Extracted data entries:
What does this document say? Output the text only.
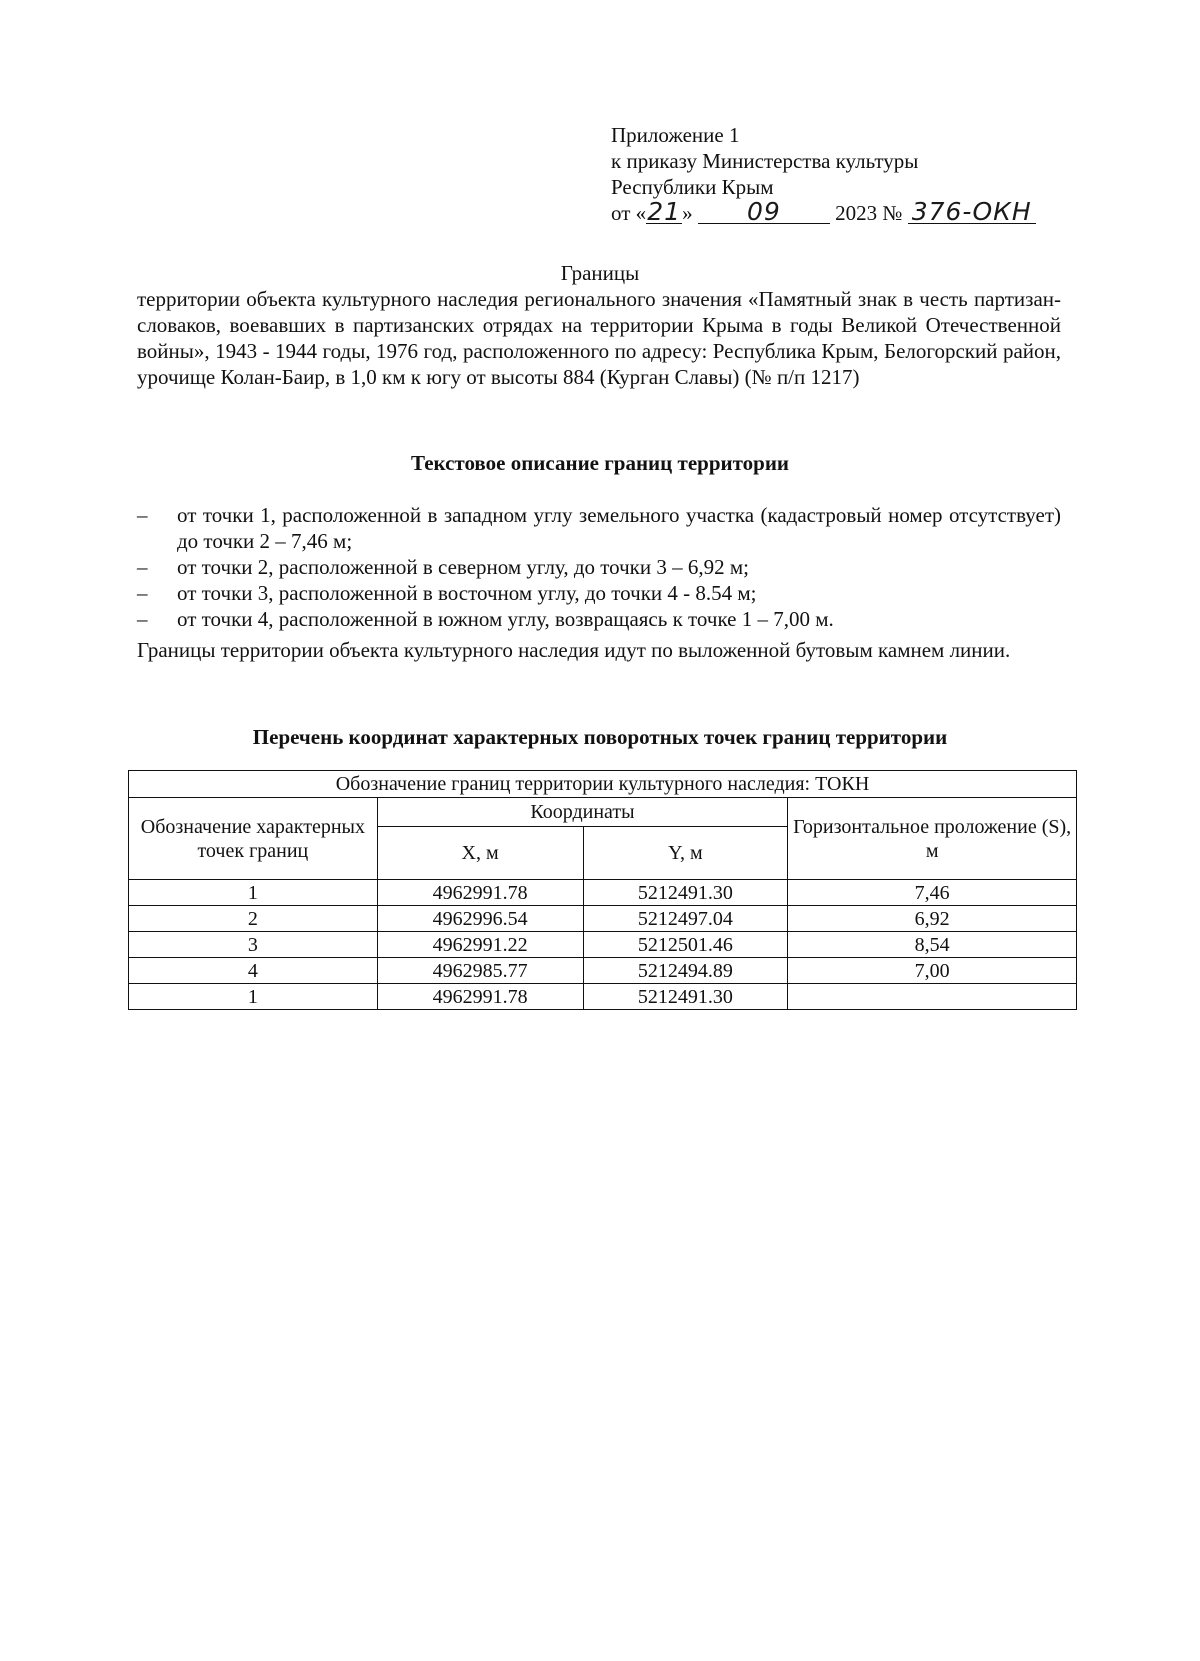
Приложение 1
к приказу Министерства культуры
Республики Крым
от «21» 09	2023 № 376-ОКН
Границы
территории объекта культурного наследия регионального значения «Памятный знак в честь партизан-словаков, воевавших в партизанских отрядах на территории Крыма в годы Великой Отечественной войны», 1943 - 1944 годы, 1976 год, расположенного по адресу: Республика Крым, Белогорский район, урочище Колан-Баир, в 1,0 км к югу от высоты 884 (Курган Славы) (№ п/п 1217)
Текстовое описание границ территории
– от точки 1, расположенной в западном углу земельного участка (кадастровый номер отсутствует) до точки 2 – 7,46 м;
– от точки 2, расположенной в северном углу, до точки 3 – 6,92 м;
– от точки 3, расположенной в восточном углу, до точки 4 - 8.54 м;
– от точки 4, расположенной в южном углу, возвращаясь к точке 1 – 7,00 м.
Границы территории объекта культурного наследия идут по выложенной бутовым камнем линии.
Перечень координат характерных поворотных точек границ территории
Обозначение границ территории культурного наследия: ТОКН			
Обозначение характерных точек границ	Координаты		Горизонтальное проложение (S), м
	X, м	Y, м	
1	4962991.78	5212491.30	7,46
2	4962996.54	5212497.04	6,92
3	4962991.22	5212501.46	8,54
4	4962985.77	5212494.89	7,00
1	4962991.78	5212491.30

Prompt: Report each line in the preceding entries that holds the string "расположенной".

Complete response:
– от точки 1, расположенной в западном углу земельного участка (кадастровый номер отсутствует) до точки 2 – 7,46 м;
– от точки 2, расположенной в северном углу, до точки 3 – 6,92 м;
– от точки 3, расположенной в восточном углу, до точки 4 - 8.54 м;
– от точки 4, расположенной в южном углу, возвращаясь к точке 1 – 7,00 м.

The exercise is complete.